● TASK TO CARRY OUT:
Report how many lines contain "text"; state the number and nothing else.

● PROVIDED RECORDS:

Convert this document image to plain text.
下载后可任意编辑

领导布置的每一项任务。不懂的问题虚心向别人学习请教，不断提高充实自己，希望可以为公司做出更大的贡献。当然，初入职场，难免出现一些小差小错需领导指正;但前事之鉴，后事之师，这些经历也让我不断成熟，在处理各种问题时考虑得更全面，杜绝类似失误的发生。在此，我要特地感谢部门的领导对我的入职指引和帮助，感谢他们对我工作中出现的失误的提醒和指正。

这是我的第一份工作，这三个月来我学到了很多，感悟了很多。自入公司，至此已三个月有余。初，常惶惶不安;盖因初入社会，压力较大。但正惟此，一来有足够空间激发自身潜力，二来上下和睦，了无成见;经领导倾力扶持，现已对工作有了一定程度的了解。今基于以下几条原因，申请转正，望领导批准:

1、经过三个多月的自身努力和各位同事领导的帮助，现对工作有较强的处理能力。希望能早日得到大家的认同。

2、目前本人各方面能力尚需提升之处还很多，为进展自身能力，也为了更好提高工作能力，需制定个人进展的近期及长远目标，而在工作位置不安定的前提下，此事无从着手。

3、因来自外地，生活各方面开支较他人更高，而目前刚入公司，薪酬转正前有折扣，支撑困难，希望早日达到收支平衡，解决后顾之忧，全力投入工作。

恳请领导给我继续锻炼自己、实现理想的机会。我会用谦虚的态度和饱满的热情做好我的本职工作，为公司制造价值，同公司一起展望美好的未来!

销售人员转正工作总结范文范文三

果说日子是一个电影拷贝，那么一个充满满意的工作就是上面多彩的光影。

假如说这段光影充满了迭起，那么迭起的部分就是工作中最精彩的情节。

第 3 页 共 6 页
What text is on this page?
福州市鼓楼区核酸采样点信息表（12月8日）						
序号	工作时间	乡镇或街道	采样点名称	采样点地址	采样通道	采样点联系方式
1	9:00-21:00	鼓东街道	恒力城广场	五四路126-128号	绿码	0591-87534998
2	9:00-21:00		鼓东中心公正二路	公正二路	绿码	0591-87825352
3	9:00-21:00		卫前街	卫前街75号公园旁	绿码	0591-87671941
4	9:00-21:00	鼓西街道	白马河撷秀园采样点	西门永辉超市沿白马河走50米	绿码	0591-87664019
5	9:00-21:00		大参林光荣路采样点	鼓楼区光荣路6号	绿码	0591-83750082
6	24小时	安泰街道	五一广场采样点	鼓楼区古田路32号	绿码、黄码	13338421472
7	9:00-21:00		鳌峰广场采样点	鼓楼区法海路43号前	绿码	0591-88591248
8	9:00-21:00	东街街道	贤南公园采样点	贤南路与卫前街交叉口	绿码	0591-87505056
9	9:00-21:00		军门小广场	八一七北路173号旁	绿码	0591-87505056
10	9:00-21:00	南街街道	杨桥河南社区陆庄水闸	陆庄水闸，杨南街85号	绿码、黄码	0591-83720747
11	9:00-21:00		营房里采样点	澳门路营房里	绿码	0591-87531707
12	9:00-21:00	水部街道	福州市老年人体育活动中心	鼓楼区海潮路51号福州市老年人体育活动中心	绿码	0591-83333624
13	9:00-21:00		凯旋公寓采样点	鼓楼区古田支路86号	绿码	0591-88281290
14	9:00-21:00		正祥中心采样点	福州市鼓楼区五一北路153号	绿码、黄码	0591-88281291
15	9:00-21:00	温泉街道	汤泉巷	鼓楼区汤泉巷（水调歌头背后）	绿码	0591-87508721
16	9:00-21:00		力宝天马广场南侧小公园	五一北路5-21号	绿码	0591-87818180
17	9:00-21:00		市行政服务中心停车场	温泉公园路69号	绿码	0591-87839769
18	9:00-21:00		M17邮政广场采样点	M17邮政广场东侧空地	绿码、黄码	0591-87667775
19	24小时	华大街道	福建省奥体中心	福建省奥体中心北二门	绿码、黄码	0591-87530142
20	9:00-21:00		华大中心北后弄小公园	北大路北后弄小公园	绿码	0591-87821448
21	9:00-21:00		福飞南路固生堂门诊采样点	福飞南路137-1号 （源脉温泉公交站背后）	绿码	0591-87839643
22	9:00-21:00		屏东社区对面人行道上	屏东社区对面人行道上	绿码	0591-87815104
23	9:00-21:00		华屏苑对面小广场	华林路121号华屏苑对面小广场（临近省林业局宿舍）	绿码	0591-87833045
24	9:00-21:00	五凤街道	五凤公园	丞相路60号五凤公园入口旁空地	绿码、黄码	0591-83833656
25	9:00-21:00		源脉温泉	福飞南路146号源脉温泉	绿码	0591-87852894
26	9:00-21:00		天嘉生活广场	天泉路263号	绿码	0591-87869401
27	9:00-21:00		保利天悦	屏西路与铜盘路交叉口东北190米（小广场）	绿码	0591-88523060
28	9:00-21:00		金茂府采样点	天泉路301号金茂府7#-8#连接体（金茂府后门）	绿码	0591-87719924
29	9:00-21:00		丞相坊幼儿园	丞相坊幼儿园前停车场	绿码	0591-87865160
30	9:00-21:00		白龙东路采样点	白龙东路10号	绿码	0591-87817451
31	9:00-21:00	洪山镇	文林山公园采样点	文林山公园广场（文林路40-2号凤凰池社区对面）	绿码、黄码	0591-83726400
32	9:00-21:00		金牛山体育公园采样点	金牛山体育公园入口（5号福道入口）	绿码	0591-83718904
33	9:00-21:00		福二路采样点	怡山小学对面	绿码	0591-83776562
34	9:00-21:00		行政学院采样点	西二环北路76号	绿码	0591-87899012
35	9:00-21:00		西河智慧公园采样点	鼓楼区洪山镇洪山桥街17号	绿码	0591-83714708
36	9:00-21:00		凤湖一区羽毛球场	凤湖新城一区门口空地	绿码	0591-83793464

● TASK SOLUTION:
2